** YOUR OBJECTIVE **
Omit the pictures and return every entry exactly as written.
start
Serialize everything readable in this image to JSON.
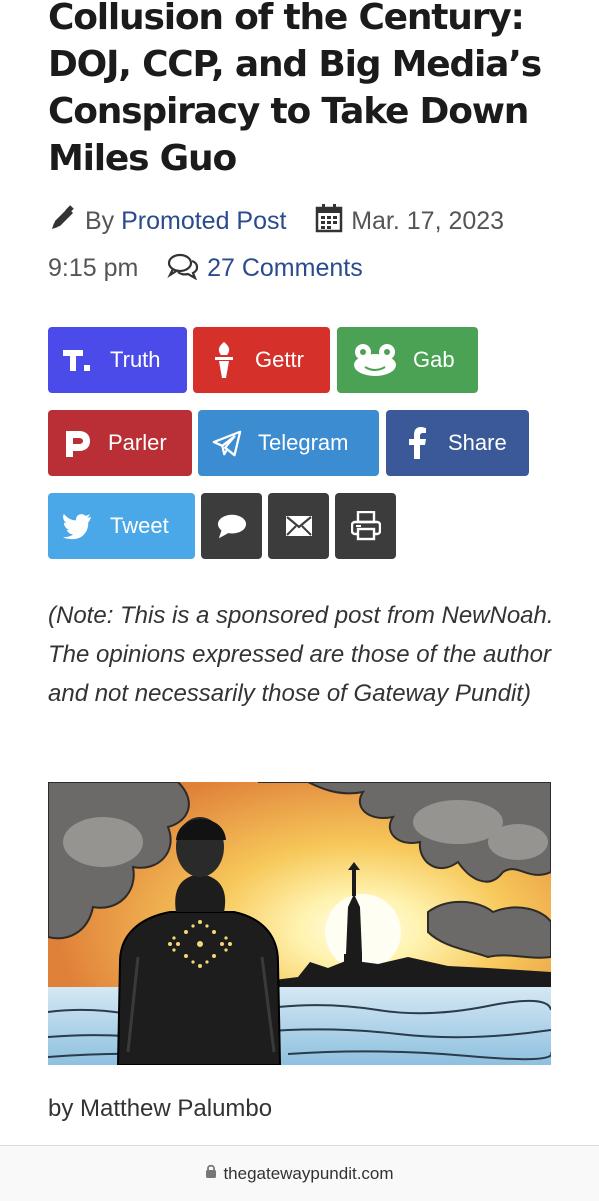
{
  "article": {
    "title": "Collusion of the Century: DOJ, CCP, and Big Media’s Conspiracy to Take Down Miles Guo",
    "by_prefix": "By",
    "author": "Promoted Post",
    "date": "Mar. 17, 2023",
    "time": "9:15 pm",
    "comments": "27 Comments",
    "note": "(Note: This is a sponsored post from NewNoah. The opinions expressed are those of the author and not necessarily those of Gateway Pundit)",
    "byline": "by Matthew Palumbo"
  },
  "share_buttons": [
    {
      "label": "Truth",
      "color": "#4b4bea",
      "icon": "truth-icon"
    },
    {
      "label": "Gettr",
      "color": "#d6302b",
      "icon": "gettr-torch-icon"
    },
    {
      "label": "Gab",
      "color": "#4ba254",
      "icon": "gab-frog-icon"
    },
    {
      "label": "Parler",
      "color": "#ba2e35",
      "icon": "parler-icon"
    },
    {
      "label": "Telegram",
      "color": "#3b8cd1",
      "icon": "telegram-icon"
    },
    {
      "label": "Share",
      "color": "#3b5898",
      "icon": "facebook-icon"
    },
    {
      "label": "Tweet",
      "color": "#4aa7e8",
      "icon": "twitter-bird-icon"
    },
    {
      "label": "",
      "color": "#3c3c3c",
      "icon": "comment-bubble-icon"
    },
    {
      "label": "",
      "color": "#3c3c3c",
      "icon": "email-envelope-icon"
    },
    {
      "label": "",
      "color": "#3c3c3c",
      "icon": "print-icon"
    }
  ],
  "browser": {
    "url": "thegatewaypundit.com"
  }
}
end
** RESULT OF THE EXERCISE **
Serialize everything readable in this image to JSON.
{
  "article": {
    "title": "Collusion of the Century: DOJ, CCP, and Big Media’s Conspiracy to Take Down Miles Guo",
    "by_prefix": "By",
    "author": "Promoted Post",
    "date": "Mar. 17, 2023",
    "time": "9:15 pm",
    "comments": "27 Comments",
    "note": "(Note: This is a sponsored post from NewNoah. The opinions expressed are those of the author and not necessarily those of Gateway Pundit)",
    "byline": "by Matthew Palumbo"
  },
  "share_buttons": [
    {
      "label": "Truth",
      "color": "#4b4bea",
      "icon": "truth-icon"
    },
    {
      "label": "Gettr",
      "color": "#d6302b",
      "icon": "gettr-torch-icon"
    },
    {
      "label": "Gab",
      "color": "#4ba254",
      "icon": "gab-frog-icon"
    },
    {
      "label": "Parler",
      "color": "#ba2e35",
      "icon": "parler-icon"
    },
    {
      "label": "Telegram",
      "color": "#3b8cd1",
      "icon": "telegram-icon"
    },
    {
      "label": "Share",
      "color": "#3b5898",
      "icon": "facebook-icon"
    },
    {
      "label": "Tweet",
      "color": "#4aa7e8",
      "icon": "twitter-bird-icon"
    },
    {
      "label": "",
      "color": "#3c3c3c",
      "icon": "comment-bubble-icon"
    },
    {
      "label": "",
      "color": "#3c3c3c",
      "icon": "email-envelope-icon"
    },
    {
      "label": "",
      "color": "#3c3c3c",
      "icon": "print-icon"
    }
  ],
  "browser": {
    "url": "thegatewaypundit.com"
  }
}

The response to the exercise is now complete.